Task objective: In the data, extract each line that holds the string "декабря".

□ □ □

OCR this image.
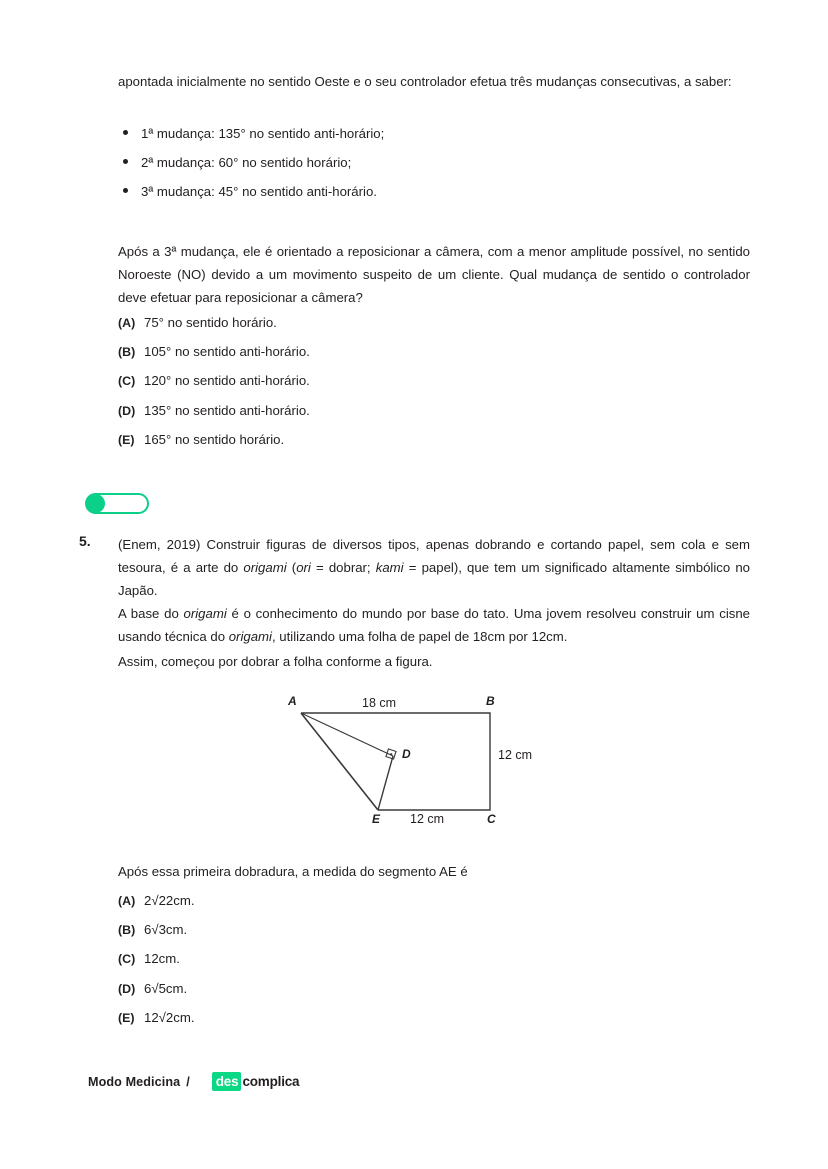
apontada inicialmente no sentido Oeste e o seu controlador efetua três mudanças consecutivas, a saber:
1ª mudança: 135° no sentido anti-horário;
2ª mudança: 60° no sentido horário;
3ª mudança: 45° no sentido anti-horário.
Após a 3ª mudança, ele é orientado a reposicionar a câmera, com a menor amplitude possível, no sentido Noroeste (NO) devido a um movimento suspeito de um cliente. Qual mudança de sentido o controlador deve efetuar para reposicionar a câmera?
(A) 75° no sentido horário.
(B) 105° no sentido anti-horário.
(C) 120° no sentido anti-horário.
(D) 135° no sentido anti-horário.
(E) 165° no sentido horário.
5. (Enem, 2019) Construir figuras de diversos tipos, apenas dobrando e cortando papel, sem cola e sem tesoura, é a arte do origami (ori = dobrar; kami = papel), que tem um significado altamente simbólico no Japão.
A base do origami é o conhecimento do mundo por base do tato. Uma jovem resolveu construir um cisne usando técnica do origami, utilizando uma folha de papel de 18cm por 12cm.
Assim, começou por dobrar a folha conforme a figura.
A	B
D
E	C
18 cm
12 cm
12 cm
Após essa primeira dobradura, a medida do segmento AE é
(A) 2√22cm.
(B) 6√3cm.
(C) 12cm.
(D) 6√5cm.
(E) 12√2cm.
Modo Medicina / des complica
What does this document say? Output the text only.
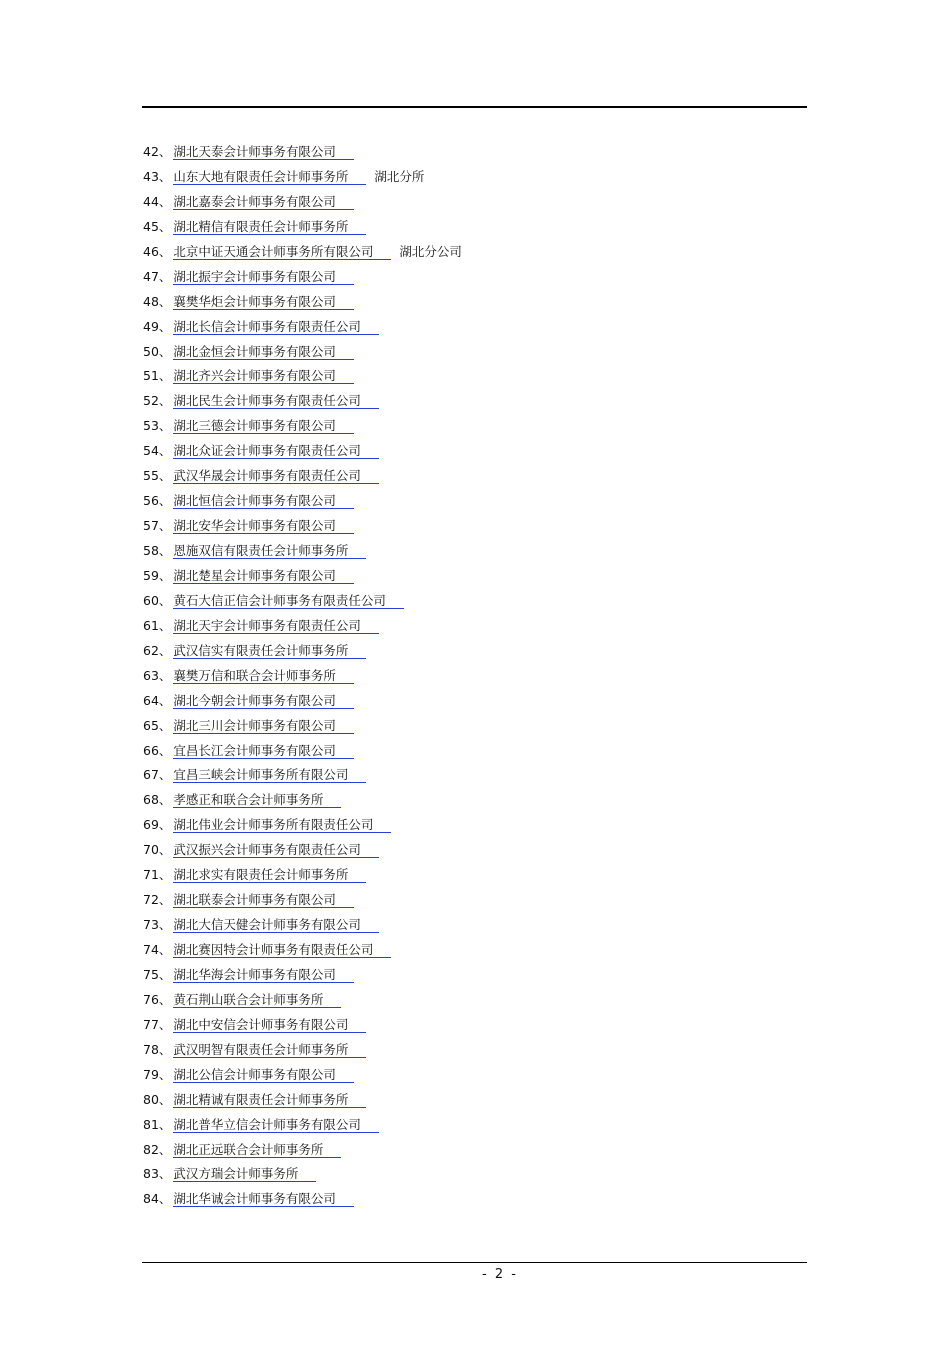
42、 湖北天泰会计师事务有限公司
43、 山东大地有限责任会计师事务所 湖北分所
44、 湖北嘉泰会计师事务有限公司
45、 湖北精信有限责任会计师事务所
46、 北京中证天通会计师事务所有限公司 湖北分公司
47、 湖北振宇会计师事务有限公司
48、 襄樊华炬会计师事务有限公司
49、 湖北长信会计师事务有限责任公司
50、 湖北金恒会计师事务有限公司
51、 湖北齐兴会计师事务有限公司
52、 湖北民生会计师事务有限责任公司
53、 湖北三德会计师事务有限公司
54、 湖北众证会计师事务有限责任公司
55、 武汉华晟会计师事务有限责任公司
56、 湖北恒信会计师事务有限公司
57、 湖北安华会计师事务有限公司
58、 恩施双信有限责任会计师事务所
59、 湖北楚星会计师事务有限公司
60、 黄石大信正信会计师事务有限责任公司
61、 湖北天宇会计师事务有限责任公司
62、 武汉信实有限责任会计师事务所
63、 襄樊万信和联合会计师事务所
64、 湖北今朝会计师事务有限公司
65、 湖北三川会计师事务有限公司
66、 宜昌长江会计师事务有限公司
67、 宜昌三峡会计师事务所有限公司
68、 孝感正和联合会计师事务所
69、 湖北伟业会计师事务所有限责任公司
70、 武汉振兴会计师事务有限责任公司
71、 湖北求实有限责任会计师事务所
72、 湖北联泰会计师事务有限公司
73、 湖北大信天健会计师事务有限公司
74、 湖北赛因特会计师事务有限责任公司
75、 湖北华海会计师事务有限公司
76、 黄石荆山联合会计师事务所
77、 湖北中安信会计师事务有限公司
78、 武汉明智有限责任会计师事务所
79、 湖北公信会计师事务有限公司
80、 湖北精诚有限责任会计师事务所
81、 湖北普华立信会计师事务有限公司
82、 湖北正远联合会计师事务所
83、 武汉方瑞会计师事务所
84、 湖北华诚会计师事务有限公司
- 2 -
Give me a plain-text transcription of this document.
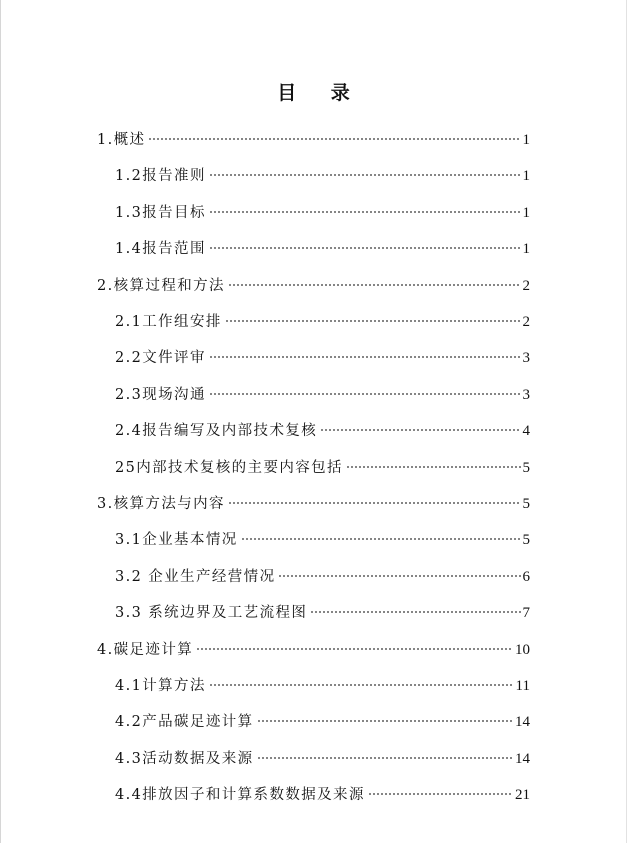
目 录
1.概述	1
1.2报告准则	1
1.3报告目标	1
1.4报告范围	1
2.核算过程和方法	2
2.1工作组安排	2
2.2文件评审	3
2.3现场沟通	3
2.4报告编写及内部技术复核	4
25内部技术复核的主要内容包括	5
3.核算方法与内容	5
3.1企业基本情况	5
3.2 企业生产经营情况	6
3.3 系统边界及工艺流程图	7
4.碳足迹计算	10
4.1计算方法	11
4.2产品碳足迹计算	14
4.3活动数据及来源	14
4.4排放因子和计算系数数据及来源	21
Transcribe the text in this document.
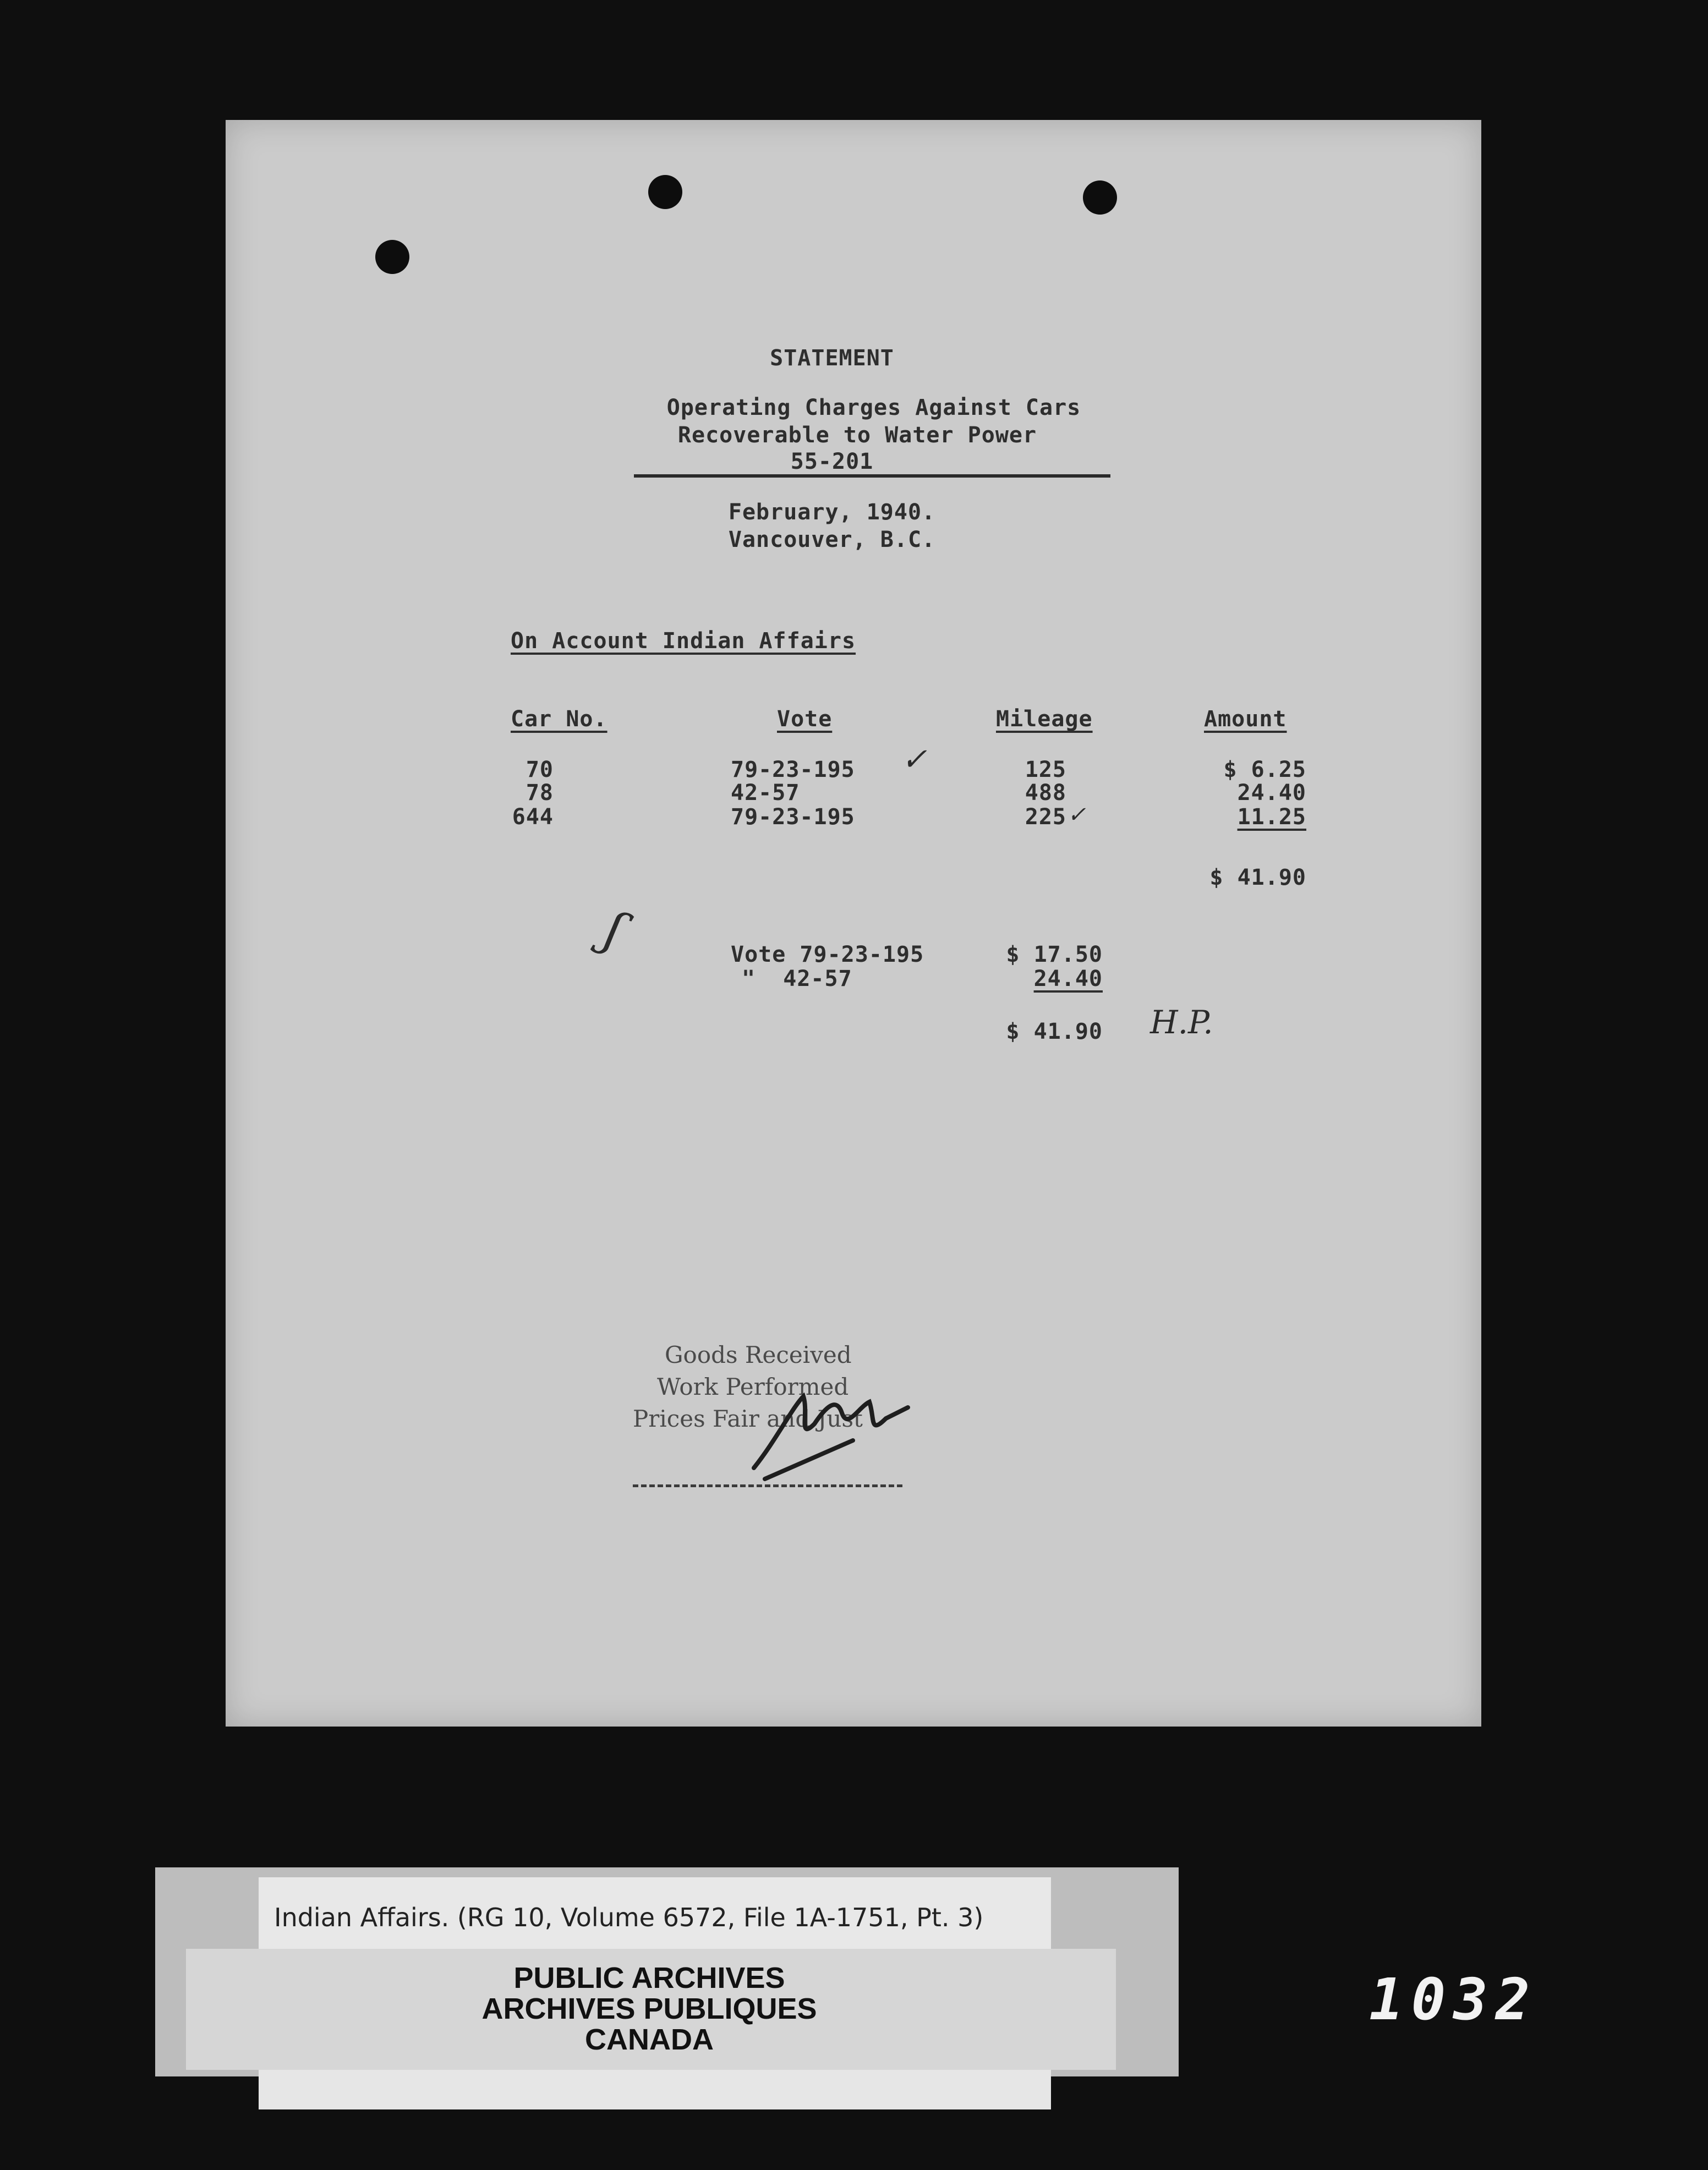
STATEMENT
Operating Charges Against Cars
Recoverable to Water Power
55-201
February, 1940.
Vancouver, B.C.
On Account Indian Affairs
Car No.	Vote	Mileage	Amount
70	79-23-195	125	$ 6.25
78	42-57	488	24.40
644	79-23-195	225	11.25
✓
✓
$ 41.90
ʃ	Vote 79-23-195	$ 17.50
"  42-57	24.40
$ 41.90 H.P.
Goods Received
Work Performed
Prices Fair and Just
Indian Affairs. (RG 10, Volume 6572, File 1A-1751, Pt. 3)
PUBLIC ARCHIVES
ARCHIVES PUBLIQUES
CANADA
1032
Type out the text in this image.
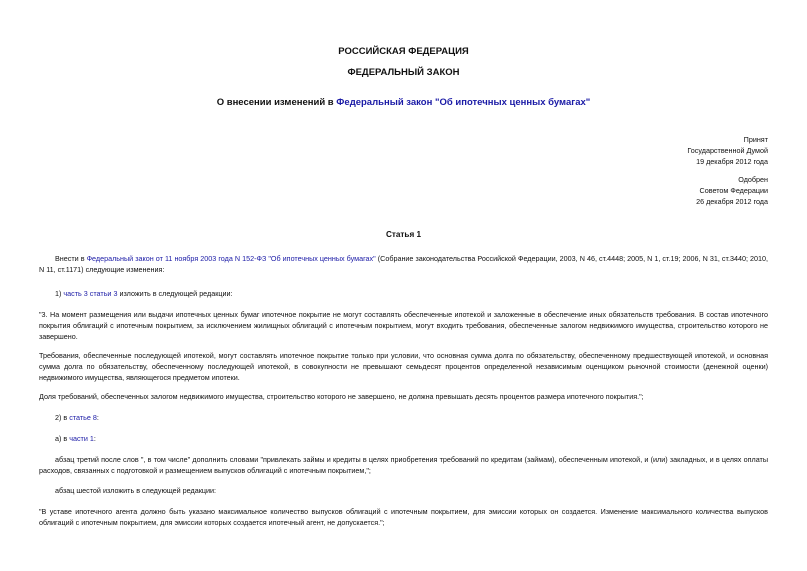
РОССИЙСКАЯ ФЕДЕРАЦИЯ
ФЕДЕРАЛЬНЫЙ ЗАКОН
О внесении изменений в Федеральный закон "Об ипотечных ценных бумагах"
Принят
Государственной Думой
19 декабря 2012 года
Одобрен
Советом Федерации
26 декабря 2012 года
Статья 1
Внести в Федеральный закон от 11 ноября 2003 года N 152-ФЗ "Об ипотечных ценных бумагах" (Собрание законодательства Российской Федерации, 2003, N 46, ст.4448; 2005, N 1, ст.19; 2006, N 31, ст.3440; 2010, N 11, ст.1171) следующие изменения:
1) часть 3 статьи 3 изложить в следующей редакции:
"3. На момент размещения или выдачи ипотечных ценных бумаг ипотечное покрытие не могут составлять обеспеченные ипотекой и заложенные в обеспечение иных обязательств требования. В состав ипотечного покрытия облигаций с ипотечным покрытием, за исключением жилищных облигаций с ипотечным покрытием, могут входить требования, обеспеченные залогом недвижимого имущества, строительство которого не завершено.
Требования, обеспеченные последующей ипотекой, могут составлять ипотечное покрытие только при условии, что основная сумма долга по обязательству, обеспеченному предшествующей ипотекой, и основная сумма долга по обязательству, обеспеченному последующей ипотекой, в совокупности не превышают семьдесят процентов определенной независимым оценщиком рыночной стоимости (денежной оценки) недвижимого имущества, являющегося предметом ипотеки.
Доля требований, обеспеченных залогом недвижимого имущества, строительство которого не завершено, не должна превышать десять процентов размера ипотечного покрытия.";
2) в статье 8:
а) в части 1:
абзац третий после слов ", в том числе" дополнить словами "привлекать займы и кредиты в целях приобретения требований по кредитам (займам), обеспеченным ипотекой, и (или) закладных, и в целях оплаты расходов, связанных с подготовкой и размещением выпусков облигаций с ипотечным покрытием,";
абзац шестой изложить в следующей редакции:
"В уставе ипотечного агента должно быть указано максимальное количество выпусков облигаций с ипотечным покрытием, для эмиссии которых он создается. Изменение максимального количества выпусков облигаций с ипотечным покрытием, для эмиссии которых создается ипотечный агент, не допускается.";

□ □ □

Final answer:
19 декабря 2012 года
26 декабря 2012 года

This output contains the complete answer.